_Extracted records_
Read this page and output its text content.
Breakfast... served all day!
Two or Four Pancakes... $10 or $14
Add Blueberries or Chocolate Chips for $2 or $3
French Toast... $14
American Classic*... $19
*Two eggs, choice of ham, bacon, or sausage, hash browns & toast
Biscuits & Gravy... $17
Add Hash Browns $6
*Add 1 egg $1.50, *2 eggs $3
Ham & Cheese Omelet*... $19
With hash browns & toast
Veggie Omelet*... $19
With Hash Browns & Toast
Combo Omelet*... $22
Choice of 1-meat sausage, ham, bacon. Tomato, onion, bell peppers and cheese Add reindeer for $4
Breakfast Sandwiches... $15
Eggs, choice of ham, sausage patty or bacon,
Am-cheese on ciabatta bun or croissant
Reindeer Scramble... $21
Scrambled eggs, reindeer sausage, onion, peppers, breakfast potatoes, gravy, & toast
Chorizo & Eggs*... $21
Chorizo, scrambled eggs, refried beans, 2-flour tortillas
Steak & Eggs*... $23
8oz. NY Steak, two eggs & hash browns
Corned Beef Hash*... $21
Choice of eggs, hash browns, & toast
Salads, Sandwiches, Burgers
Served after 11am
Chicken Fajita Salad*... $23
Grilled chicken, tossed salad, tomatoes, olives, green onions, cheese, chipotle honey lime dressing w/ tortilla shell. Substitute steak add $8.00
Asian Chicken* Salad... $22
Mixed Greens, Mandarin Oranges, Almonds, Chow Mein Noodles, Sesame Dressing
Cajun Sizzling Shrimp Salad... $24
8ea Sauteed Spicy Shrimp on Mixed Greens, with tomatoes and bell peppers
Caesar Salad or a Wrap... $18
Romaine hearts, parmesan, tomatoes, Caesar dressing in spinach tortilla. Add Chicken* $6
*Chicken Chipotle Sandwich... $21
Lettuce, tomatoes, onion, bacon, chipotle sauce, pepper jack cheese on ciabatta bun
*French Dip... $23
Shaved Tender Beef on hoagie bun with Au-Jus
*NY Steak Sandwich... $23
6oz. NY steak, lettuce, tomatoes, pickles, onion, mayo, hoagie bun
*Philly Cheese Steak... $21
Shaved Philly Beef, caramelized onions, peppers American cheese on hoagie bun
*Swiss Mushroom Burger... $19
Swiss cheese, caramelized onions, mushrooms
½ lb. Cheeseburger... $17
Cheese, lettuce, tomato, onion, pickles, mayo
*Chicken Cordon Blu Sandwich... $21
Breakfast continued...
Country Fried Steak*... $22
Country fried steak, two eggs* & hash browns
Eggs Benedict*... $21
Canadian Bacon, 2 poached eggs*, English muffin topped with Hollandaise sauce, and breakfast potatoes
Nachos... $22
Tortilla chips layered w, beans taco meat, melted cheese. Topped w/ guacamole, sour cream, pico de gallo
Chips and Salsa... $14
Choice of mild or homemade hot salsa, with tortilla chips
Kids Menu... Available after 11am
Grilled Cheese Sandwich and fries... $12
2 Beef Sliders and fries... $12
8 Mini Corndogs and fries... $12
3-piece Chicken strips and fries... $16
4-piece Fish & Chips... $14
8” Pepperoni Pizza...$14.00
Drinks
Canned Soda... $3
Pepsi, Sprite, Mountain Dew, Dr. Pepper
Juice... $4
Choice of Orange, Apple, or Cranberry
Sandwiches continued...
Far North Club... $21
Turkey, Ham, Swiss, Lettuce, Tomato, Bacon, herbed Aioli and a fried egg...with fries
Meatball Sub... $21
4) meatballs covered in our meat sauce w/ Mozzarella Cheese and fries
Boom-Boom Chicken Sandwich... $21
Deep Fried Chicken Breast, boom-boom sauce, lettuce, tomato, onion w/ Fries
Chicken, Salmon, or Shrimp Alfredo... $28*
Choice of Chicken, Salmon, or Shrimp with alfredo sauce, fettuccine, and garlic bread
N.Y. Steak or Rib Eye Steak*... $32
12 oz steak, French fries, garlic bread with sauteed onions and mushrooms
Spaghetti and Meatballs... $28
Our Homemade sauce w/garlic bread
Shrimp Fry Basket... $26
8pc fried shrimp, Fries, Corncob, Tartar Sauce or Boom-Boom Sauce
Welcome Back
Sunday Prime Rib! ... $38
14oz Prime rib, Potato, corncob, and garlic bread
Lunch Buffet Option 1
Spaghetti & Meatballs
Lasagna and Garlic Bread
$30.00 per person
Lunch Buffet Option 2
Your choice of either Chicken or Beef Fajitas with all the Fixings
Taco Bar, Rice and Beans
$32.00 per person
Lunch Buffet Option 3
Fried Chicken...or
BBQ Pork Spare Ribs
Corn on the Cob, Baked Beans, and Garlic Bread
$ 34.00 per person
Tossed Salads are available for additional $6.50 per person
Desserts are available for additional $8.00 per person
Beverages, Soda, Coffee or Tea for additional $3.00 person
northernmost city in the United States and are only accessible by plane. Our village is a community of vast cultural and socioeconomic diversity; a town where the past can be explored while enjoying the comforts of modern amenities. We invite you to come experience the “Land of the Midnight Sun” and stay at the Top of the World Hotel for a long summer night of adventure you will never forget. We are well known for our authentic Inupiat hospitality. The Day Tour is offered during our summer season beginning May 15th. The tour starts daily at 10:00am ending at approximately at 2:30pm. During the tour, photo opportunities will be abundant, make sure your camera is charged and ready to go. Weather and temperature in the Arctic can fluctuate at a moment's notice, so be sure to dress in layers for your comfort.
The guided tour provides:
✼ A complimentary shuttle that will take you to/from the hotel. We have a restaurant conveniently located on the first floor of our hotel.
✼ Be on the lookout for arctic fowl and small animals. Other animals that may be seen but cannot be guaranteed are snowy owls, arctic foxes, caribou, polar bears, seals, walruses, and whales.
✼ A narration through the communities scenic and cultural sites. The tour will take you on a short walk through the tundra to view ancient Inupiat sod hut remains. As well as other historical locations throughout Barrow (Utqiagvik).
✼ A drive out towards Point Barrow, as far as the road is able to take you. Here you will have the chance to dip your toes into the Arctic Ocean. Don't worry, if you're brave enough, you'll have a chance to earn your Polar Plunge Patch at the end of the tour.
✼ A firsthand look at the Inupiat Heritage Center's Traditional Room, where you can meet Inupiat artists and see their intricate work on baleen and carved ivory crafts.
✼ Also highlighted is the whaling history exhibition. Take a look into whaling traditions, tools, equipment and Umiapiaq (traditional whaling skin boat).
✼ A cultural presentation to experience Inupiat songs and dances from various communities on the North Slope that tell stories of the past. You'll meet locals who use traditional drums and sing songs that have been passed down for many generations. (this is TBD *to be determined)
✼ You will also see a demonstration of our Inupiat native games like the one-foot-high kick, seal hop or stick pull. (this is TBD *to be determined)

_TASK TO COMPLETE_
Search the entries for the word "Philly" and gather every line where it appears.

_FULL OUTPUT_
*Philly Cheese Steak... $21
Shaved Philly Beef, caramelized onions, peppers American cheese on hoagie bun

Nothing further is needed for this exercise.